GOAL OF THE EXERCISE: Copy out every line of the records where the string "What" occurs.

___

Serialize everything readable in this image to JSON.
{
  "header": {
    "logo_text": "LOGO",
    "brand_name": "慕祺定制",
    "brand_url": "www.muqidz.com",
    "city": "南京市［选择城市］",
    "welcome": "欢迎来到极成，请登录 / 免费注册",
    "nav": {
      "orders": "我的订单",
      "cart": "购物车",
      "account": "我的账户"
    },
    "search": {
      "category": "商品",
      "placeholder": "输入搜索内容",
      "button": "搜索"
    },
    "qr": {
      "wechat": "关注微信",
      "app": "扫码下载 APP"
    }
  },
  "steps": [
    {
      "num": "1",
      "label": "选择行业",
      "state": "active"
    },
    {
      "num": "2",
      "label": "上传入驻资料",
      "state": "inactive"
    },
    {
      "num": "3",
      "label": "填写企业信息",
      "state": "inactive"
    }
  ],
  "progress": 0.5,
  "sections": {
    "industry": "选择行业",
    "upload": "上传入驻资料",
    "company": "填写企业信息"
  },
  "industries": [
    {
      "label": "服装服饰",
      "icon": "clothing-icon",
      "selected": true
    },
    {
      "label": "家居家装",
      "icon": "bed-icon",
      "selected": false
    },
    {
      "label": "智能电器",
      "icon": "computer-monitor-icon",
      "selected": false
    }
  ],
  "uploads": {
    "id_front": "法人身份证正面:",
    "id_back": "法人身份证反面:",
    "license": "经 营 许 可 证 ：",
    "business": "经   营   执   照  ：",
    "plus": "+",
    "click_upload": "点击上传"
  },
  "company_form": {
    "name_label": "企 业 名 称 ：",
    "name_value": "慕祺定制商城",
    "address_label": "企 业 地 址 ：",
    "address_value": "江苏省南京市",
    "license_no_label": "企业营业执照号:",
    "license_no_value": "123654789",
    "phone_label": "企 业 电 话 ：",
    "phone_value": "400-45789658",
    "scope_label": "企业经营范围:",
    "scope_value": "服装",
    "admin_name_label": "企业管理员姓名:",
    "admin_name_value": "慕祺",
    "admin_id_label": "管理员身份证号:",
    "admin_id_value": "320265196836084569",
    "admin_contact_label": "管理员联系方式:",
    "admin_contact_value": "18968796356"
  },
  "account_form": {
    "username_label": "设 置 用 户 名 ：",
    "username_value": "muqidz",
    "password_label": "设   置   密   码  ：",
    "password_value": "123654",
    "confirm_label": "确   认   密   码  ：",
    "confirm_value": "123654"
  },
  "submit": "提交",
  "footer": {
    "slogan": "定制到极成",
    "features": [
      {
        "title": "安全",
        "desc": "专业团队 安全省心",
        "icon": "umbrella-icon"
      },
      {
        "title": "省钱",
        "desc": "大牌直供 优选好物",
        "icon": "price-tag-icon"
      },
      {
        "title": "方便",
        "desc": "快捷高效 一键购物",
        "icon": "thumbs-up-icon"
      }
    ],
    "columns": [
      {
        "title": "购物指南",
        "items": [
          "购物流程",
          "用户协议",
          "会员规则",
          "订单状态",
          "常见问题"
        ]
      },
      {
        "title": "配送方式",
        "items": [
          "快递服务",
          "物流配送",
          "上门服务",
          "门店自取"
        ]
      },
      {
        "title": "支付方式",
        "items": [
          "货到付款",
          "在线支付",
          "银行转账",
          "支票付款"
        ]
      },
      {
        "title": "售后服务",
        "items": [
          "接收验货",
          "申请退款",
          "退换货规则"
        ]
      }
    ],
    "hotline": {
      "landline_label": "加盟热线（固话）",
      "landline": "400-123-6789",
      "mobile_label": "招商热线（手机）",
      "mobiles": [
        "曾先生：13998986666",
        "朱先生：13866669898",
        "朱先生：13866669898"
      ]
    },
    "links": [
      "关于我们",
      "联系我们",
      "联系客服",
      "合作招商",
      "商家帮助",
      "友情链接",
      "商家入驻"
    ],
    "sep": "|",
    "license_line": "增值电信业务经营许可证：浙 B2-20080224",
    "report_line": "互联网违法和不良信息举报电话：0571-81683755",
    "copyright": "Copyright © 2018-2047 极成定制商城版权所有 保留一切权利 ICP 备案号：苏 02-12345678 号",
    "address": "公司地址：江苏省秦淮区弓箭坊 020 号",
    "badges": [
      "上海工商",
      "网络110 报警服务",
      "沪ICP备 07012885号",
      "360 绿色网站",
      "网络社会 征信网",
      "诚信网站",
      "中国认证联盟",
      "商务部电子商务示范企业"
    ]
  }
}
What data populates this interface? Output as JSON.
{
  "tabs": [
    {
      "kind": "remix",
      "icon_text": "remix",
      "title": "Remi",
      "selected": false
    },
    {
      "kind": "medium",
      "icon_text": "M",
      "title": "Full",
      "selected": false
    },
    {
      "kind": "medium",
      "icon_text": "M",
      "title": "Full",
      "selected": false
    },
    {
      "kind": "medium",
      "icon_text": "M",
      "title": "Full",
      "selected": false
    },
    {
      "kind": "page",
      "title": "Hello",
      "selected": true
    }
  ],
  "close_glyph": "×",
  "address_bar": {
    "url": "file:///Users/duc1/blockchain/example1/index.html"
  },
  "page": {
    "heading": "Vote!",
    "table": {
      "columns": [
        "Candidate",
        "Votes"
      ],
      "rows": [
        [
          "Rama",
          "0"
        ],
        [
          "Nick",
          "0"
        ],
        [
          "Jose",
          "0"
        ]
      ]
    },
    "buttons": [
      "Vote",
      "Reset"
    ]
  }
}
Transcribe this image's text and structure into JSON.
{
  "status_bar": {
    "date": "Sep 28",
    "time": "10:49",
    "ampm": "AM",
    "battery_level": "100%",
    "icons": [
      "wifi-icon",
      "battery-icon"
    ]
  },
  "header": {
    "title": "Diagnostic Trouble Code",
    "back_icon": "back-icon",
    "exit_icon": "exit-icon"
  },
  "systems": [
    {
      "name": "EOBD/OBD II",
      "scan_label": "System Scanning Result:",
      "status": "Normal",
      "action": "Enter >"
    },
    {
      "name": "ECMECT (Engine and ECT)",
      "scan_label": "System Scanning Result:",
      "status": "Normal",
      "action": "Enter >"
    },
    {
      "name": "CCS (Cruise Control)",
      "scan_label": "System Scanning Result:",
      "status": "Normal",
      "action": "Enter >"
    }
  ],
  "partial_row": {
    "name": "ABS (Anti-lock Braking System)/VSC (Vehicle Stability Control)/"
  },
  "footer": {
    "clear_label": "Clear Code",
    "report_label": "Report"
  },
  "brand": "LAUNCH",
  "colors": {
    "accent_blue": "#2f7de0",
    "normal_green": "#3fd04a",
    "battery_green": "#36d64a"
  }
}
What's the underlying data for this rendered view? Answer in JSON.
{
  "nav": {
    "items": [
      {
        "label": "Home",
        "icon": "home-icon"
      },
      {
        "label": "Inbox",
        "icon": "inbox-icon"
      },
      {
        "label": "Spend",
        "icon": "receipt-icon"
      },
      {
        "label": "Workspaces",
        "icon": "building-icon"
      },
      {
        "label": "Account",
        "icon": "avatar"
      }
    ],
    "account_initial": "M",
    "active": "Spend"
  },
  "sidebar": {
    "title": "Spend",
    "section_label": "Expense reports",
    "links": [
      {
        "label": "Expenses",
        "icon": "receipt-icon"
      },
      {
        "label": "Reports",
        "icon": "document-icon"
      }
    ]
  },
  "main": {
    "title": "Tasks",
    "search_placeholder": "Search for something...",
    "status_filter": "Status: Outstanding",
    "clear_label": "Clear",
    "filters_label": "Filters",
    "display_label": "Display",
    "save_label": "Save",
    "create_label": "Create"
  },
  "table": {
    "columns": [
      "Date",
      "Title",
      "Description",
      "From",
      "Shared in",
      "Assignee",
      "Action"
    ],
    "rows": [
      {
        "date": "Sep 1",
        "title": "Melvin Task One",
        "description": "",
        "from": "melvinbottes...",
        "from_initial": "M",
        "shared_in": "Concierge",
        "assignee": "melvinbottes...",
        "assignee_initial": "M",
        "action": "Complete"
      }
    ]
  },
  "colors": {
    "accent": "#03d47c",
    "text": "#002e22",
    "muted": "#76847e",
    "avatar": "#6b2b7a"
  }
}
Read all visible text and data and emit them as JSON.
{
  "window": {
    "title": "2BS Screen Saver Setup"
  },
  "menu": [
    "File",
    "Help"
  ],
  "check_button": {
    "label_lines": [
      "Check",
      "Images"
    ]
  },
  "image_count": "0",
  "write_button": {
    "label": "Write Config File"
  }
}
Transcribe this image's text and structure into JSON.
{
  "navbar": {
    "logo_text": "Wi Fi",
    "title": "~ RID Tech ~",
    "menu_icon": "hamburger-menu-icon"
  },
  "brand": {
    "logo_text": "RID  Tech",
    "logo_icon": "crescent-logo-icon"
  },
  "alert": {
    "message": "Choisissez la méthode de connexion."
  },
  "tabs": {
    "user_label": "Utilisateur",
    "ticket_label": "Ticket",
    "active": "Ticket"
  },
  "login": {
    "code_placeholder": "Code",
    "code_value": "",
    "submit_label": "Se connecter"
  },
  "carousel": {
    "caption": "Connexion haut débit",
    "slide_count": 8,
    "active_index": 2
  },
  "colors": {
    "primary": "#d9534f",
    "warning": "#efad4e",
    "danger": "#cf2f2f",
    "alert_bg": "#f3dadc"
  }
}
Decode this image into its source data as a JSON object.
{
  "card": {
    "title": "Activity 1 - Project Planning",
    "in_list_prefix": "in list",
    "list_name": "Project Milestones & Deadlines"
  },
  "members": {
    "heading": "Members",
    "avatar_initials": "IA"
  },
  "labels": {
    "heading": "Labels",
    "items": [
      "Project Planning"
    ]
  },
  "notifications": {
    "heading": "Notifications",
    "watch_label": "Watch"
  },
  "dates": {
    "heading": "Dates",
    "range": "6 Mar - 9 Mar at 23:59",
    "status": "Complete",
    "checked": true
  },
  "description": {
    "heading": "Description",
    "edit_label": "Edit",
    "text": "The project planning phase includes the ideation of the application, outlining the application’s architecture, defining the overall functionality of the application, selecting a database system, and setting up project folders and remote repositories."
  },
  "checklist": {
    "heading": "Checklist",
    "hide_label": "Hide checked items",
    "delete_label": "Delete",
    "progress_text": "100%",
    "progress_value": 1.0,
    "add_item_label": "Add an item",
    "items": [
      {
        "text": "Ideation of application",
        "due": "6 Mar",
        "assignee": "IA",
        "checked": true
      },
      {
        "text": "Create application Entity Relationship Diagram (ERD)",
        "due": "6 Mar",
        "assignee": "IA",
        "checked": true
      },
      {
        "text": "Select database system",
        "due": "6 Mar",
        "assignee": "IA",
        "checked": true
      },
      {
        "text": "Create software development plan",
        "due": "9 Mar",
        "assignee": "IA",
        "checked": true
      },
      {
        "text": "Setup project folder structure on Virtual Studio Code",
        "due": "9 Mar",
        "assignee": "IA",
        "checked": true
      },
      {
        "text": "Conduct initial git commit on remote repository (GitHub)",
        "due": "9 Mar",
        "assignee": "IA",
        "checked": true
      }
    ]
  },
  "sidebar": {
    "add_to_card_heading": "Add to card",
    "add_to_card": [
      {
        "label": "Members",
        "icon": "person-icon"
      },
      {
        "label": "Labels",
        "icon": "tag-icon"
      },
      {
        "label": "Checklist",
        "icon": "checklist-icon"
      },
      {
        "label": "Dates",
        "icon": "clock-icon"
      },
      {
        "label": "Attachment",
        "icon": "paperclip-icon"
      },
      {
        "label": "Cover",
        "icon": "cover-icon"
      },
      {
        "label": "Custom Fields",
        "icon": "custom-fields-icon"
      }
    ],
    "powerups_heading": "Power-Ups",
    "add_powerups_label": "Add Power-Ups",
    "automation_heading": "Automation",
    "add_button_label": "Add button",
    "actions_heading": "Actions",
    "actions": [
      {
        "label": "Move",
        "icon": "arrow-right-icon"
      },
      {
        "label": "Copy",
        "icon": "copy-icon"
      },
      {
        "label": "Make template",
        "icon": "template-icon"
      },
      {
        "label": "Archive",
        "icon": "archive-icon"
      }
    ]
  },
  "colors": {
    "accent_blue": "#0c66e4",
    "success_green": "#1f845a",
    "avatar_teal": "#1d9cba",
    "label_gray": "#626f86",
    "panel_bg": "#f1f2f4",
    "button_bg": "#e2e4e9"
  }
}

___

ANSWER:
What data populates this interface? Output as JSON.
What's the underlying data for this rendered view? Answer in JSON.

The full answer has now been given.